Entries from a dataset:
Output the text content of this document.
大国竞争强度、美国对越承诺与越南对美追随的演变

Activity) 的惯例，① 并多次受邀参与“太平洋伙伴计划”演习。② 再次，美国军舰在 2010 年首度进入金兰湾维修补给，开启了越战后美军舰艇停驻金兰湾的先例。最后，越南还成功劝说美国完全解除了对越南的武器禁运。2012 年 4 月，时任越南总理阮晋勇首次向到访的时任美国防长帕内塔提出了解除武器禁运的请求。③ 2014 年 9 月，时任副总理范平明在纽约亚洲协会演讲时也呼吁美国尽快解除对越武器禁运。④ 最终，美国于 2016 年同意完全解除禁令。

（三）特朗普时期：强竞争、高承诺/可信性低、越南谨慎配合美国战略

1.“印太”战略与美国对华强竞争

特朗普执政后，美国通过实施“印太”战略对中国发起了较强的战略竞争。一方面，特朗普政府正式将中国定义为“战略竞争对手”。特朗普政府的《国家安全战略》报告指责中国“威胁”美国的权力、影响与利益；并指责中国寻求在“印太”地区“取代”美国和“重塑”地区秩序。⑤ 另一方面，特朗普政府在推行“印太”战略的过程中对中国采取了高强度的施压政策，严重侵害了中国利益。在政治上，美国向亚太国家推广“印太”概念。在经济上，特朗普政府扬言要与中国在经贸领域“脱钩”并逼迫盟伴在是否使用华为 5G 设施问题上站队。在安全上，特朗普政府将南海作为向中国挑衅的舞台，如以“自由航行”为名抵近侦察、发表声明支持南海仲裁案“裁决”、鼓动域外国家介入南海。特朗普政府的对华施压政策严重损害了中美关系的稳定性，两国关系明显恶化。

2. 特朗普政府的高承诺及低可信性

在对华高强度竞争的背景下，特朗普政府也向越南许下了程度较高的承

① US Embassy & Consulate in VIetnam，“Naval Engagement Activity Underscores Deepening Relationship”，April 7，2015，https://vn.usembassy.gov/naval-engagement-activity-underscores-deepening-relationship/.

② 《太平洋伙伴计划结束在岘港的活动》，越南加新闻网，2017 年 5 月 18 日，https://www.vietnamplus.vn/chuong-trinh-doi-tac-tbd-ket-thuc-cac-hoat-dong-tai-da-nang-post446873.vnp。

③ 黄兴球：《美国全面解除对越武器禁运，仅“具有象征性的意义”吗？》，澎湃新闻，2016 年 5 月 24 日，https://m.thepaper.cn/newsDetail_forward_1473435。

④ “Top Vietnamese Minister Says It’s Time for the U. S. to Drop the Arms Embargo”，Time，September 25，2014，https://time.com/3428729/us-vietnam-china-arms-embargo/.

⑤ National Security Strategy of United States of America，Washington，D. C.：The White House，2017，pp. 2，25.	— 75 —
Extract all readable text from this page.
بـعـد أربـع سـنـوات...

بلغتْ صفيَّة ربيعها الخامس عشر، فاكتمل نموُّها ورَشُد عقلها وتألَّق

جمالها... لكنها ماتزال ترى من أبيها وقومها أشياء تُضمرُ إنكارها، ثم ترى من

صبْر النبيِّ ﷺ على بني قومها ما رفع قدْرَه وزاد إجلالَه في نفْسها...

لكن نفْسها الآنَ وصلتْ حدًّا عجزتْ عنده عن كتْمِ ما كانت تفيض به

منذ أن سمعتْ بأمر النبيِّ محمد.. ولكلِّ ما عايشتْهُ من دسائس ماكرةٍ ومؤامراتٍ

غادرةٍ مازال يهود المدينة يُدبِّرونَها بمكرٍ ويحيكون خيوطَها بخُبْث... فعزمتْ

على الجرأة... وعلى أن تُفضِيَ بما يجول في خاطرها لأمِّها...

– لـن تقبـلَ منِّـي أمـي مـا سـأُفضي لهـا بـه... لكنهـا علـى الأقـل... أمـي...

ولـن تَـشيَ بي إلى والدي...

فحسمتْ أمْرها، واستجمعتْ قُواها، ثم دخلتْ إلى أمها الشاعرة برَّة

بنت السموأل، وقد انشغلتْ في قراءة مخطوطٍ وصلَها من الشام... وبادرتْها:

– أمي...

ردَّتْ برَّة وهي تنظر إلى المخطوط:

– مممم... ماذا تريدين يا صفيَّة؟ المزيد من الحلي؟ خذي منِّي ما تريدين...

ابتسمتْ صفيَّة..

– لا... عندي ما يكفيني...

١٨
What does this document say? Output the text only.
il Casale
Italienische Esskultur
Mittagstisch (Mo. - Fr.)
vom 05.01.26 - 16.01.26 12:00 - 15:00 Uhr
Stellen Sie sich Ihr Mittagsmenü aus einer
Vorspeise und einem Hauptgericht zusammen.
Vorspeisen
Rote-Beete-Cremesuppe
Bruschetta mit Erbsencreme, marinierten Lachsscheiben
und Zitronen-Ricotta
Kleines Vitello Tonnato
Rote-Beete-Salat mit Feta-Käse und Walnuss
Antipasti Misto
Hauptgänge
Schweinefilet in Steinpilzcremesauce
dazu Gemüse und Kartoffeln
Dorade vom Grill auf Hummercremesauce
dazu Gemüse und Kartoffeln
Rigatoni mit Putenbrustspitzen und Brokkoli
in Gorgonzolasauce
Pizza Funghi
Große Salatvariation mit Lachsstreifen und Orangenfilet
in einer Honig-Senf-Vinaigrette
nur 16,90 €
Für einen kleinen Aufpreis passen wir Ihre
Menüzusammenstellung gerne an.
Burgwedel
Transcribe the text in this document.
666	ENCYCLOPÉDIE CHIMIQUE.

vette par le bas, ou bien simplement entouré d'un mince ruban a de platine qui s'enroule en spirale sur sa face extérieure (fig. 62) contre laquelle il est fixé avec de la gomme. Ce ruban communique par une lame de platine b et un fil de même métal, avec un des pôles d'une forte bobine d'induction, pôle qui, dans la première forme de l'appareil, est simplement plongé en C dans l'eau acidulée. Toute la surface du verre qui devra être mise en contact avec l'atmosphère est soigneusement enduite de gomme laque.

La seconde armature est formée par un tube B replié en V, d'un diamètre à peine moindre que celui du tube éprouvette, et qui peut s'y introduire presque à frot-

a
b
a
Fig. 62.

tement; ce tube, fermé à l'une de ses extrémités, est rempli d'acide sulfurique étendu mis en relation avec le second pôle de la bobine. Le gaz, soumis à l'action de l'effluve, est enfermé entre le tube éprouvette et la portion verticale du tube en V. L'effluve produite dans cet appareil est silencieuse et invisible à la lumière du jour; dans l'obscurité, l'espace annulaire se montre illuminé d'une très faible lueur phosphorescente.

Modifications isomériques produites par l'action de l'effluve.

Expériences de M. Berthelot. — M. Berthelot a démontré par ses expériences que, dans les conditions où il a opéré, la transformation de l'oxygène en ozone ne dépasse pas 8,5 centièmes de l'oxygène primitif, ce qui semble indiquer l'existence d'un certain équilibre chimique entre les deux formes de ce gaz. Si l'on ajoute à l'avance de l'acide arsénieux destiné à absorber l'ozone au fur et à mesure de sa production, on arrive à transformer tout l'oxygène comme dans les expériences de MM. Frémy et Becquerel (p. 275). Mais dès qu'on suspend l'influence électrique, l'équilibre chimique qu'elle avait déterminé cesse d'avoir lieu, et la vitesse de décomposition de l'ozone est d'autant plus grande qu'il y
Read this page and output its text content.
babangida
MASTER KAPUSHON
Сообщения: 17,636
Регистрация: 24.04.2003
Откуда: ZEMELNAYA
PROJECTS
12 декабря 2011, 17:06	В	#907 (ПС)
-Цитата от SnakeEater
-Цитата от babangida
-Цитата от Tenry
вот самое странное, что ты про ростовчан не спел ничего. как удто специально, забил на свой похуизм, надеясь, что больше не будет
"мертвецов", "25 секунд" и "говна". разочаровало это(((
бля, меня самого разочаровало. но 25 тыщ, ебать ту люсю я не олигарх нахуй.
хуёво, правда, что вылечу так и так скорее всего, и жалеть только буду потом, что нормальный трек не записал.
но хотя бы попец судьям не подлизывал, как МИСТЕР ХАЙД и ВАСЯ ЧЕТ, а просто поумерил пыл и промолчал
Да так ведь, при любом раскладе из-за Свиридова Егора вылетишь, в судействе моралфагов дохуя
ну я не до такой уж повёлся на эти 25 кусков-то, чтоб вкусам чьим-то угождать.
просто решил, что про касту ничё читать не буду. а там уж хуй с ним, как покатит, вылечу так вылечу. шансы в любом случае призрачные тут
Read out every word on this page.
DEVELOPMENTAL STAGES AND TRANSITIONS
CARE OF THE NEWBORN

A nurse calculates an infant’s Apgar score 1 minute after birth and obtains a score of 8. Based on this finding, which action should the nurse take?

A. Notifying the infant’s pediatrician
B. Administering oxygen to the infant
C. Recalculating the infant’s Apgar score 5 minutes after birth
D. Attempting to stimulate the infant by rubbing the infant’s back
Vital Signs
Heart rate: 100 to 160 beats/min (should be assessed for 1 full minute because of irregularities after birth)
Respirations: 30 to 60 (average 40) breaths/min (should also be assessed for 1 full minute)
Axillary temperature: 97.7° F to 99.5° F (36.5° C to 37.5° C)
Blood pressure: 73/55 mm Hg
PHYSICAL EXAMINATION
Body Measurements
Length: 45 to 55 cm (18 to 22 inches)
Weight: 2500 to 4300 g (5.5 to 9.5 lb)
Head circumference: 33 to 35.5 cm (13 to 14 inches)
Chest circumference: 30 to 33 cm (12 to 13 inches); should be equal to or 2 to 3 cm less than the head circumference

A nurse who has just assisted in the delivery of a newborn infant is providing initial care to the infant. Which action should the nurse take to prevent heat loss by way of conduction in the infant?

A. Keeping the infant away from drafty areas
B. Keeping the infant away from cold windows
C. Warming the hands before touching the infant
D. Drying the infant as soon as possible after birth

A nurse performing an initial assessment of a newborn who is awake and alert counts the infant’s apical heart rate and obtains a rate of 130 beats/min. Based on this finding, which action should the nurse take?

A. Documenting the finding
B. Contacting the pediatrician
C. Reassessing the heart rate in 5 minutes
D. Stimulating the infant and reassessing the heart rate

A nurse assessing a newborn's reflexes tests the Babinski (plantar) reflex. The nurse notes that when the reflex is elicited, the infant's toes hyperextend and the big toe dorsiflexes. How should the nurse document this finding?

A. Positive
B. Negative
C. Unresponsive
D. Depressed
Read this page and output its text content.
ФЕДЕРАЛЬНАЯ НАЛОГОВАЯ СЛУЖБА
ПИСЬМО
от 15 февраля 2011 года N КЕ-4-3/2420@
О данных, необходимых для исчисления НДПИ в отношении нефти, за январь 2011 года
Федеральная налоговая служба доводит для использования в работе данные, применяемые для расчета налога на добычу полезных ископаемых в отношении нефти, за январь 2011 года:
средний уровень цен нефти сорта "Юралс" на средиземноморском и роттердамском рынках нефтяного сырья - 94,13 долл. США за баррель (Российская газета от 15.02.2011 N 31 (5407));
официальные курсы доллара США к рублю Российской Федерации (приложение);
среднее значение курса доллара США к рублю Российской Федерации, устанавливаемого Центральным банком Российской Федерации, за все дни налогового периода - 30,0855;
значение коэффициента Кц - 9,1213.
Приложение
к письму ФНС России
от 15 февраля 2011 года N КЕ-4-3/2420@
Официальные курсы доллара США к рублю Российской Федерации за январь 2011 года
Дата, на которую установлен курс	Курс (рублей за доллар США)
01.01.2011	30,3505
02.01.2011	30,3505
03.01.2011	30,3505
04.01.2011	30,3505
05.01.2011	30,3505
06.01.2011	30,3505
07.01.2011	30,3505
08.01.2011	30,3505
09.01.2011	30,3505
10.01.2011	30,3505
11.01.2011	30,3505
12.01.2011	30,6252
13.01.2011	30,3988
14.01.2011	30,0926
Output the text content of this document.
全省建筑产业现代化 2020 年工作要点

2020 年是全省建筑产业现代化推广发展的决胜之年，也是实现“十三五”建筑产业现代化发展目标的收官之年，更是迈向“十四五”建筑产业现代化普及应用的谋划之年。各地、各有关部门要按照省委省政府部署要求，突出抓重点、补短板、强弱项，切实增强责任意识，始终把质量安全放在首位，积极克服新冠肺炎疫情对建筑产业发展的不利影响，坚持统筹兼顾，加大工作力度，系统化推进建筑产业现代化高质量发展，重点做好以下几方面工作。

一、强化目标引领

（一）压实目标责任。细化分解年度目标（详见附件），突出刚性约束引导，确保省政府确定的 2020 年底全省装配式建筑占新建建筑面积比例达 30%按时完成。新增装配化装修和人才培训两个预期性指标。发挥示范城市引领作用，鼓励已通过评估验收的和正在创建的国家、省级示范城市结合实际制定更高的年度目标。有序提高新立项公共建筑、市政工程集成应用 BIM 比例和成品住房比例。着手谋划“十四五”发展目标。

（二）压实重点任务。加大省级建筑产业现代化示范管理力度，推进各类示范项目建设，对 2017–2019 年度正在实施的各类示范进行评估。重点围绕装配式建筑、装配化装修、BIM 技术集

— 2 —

Exercise brief:
In the entries above, find every line with the word "assessed" and list it.

Reply to the task:
Heart rate: 100 to 160 beats/min (should be assessed for 1 full minute because of irregularities after birth)
Respirations: 30 to 60 (average 40) breaths/min (should also be assessed for 1 full minute)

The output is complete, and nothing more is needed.